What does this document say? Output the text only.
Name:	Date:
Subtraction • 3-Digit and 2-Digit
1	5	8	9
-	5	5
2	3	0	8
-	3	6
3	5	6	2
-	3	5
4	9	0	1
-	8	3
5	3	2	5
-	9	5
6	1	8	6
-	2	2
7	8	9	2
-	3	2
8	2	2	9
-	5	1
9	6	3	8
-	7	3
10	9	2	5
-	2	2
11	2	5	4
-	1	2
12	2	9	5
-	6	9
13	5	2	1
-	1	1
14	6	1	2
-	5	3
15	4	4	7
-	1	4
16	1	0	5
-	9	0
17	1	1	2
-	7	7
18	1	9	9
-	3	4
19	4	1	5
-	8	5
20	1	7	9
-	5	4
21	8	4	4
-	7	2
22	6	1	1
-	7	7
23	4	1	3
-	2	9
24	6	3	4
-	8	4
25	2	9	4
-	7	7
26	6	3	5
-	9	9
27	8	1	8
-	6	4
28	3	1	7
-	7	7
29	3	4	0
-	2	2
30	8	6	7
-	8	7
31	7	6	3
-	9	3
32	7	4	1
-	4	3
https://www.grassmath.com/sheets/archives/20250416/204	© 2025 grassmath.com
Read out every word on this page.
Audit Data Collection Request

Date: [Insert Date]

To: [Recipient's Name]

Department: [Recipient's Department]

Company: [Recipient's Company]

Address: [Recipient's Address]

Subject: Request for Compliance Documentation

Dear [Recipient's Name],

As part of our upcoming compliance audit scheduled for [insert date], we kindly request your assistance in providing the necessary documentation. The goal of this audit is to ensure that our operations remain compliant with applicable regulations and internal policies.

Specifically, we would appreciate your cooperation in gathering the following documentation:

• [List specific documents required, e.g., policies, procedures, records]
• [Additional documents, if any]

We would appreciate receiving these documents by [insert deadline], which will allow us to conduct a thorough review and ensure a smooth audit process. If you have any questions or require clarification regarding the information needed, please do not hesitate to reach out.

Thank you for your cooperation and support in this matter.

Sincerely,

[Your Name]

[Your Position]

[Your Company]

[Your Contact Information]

• WHAT YOU ARE ASKED TO DO:
Write down the full listing again, exactly.

• REPLY TO THE EXERCISE:
What does this document say? Output the text only.
Name:	Date:
Subtraction • 3-Digit and 2-Digit
1	5	8	9
-	5	5
2	3	0	8
-	3	6
3	5	6	2
-	3	5
4	9	0	1
-	8	3
5	3	2	5
-	9	5
6	1	8	6
-	2	2
7	8	9	2
-	3	2
8	2	2	9
-	5	1
9	6	3	8
-	7	3
10	9	2	5
-	2	2
11	2	5	4
-	1	2
12	2	9	5
-	6	9
13	5	2	1
-	1	1
14	6	1	2
-	5	3
15	4	4	7
-	1	4
16	1	0	5
-	9	0
17	1	1	2
-	7	7
18	1	9	9
-	3	4
19	4	1	5
-	8	5
20	1	7	9
-	5	4
21	8	4	4
-	7	2
22	6	1	1
-	7	7
23	4	1	3
-	2	9
24	6	3	4
-	8	4
25	2	9	4
-	7	7
26	6	3	5
-	9	9
27	8	1	8
-	6	4
28	3	1	7
-	7	7
29	3	4	0
-	2	2
30	8	6	7
-	8	7
31	7	6	3
-	9	3
32	7	4	1
-	4	3
https://www.grassmath.com/sheets/archives/20250416/204	© 2025 grassmath.com
Read out every word on this page.
Audit Data Collection Request

Date: [Insert Date]

To: [Recipient's Name]

Department: [Recipient's Department]

Company: [Recipient's Company]

Address: [Recipient's Address]

Subject: Request for Compliance Documentation

Dear [Recipient's Name],

As part of our upcoming compliance audit scheduled for [insert date], we kindly request your assistance in providing the necessary documentation. The goal of this audit is to ensure that our operations remain compliant with applicable regulations and internal policies.

Specifically, we would appreciate your cooperation in gathering the following documentation:

• [List specific documents required, e.g., policies, procedures, records]
• [Additional documents, if any]

We would appreciate receiving these documents by [insert deadline], which will allow us to conduct a thorough review and ensure a smooth audit process. If you have any questions or require clarification regarding the information needed, please do not hesitate to reach out.

Thank you for your cooperation and support in this matter.

Sincerely,

[Your Name]

[Your Position]

[Your Company]

[Your Contact Information]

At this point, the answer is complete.